Set problem
Within the data that follows, how many lines carry the string "What"? Give the number alone.

═════ Records ═════

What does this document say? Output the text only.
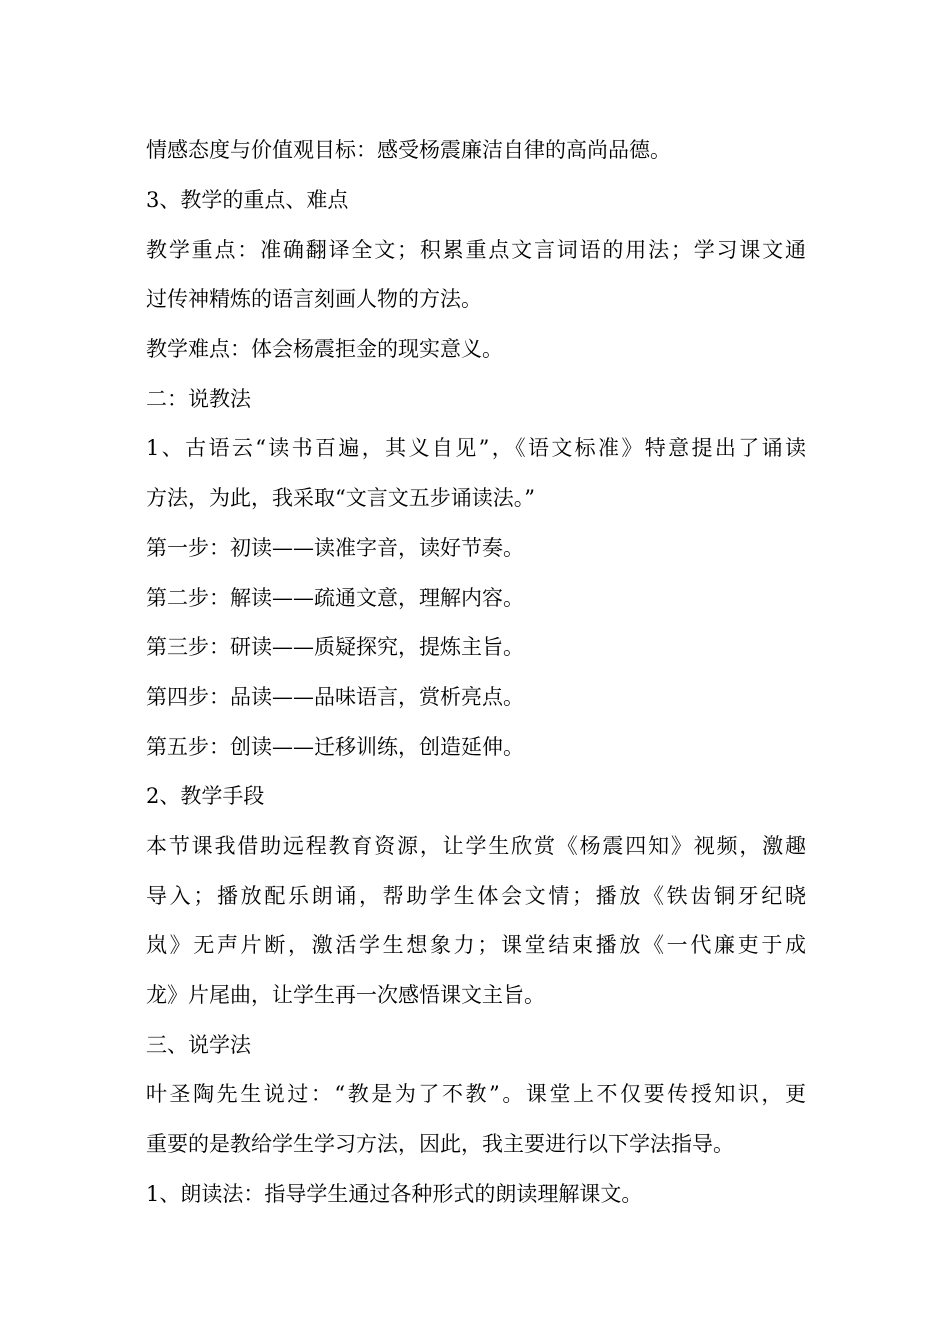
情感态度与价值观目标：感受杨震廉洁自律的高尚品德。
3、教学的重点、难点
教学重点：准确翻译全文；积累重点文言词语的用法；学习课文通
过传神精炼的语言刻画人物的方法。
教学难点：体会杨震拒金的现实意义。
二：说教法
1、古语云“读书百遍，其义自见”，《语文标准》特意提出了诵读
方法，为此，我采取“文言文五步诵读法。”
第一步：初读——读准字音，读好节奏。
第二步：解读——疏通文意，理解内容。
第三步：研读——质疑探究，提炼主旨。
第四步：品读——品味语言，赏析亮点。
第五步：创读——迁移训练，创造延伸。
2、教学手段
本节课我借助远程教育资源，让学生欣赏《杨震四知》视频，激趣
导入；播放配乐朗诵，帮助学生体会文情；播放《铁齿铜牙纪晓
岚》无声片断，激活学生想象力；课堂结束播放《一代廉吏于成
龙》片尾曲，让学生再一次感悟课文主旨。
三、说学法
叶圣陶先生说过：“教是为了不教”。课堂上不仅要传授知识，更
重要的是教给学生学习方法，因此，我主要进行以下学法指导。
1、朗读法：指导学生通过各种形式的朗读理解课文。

═════
═════ Records ═════

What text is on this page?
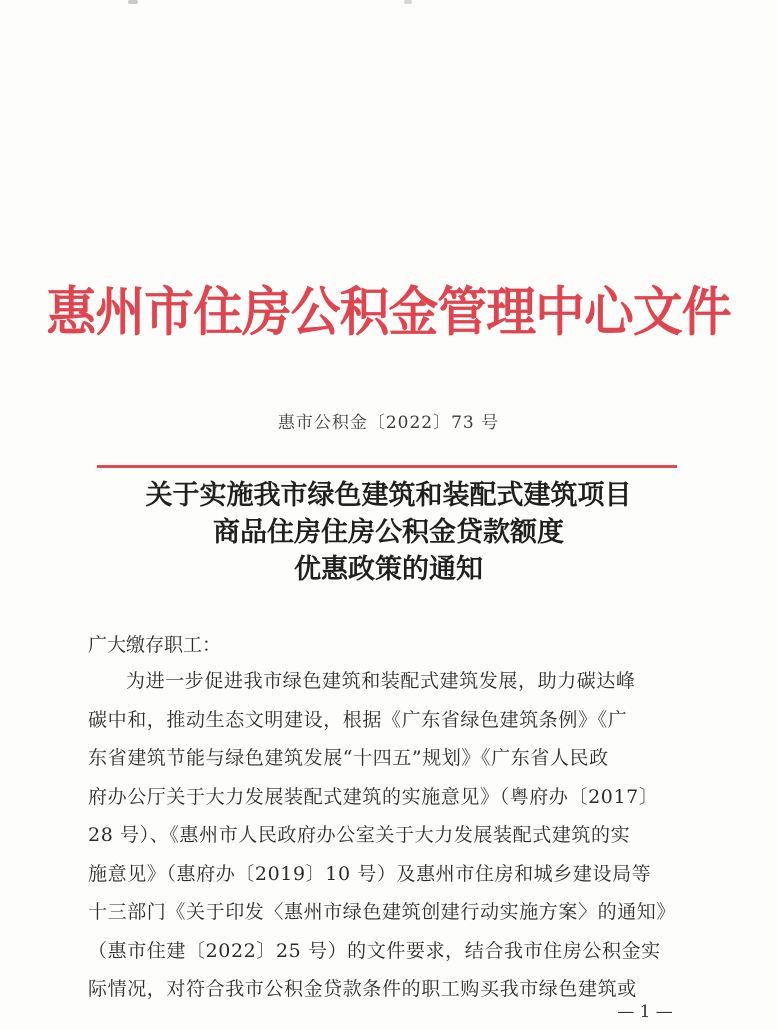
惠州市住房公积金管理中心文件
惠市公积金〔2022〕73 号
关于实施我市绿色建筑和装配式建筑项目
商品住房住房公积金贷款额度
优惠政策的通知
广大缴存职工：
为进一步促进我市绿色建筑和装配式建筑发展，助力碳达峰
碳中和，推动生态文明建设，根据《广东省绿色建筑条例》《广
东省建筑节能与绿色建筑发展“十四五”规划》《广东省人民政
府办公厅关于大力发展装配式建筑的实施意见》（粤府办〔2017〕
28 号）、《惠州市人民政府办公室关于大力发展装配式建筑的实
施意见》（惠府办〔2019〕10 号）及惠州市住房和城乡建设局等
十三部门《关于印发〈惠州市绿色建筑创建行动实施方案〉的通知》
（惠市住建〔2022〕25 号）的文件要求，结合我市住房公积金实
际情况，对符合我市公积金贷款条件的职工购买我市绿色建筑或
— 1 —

═════

In response
2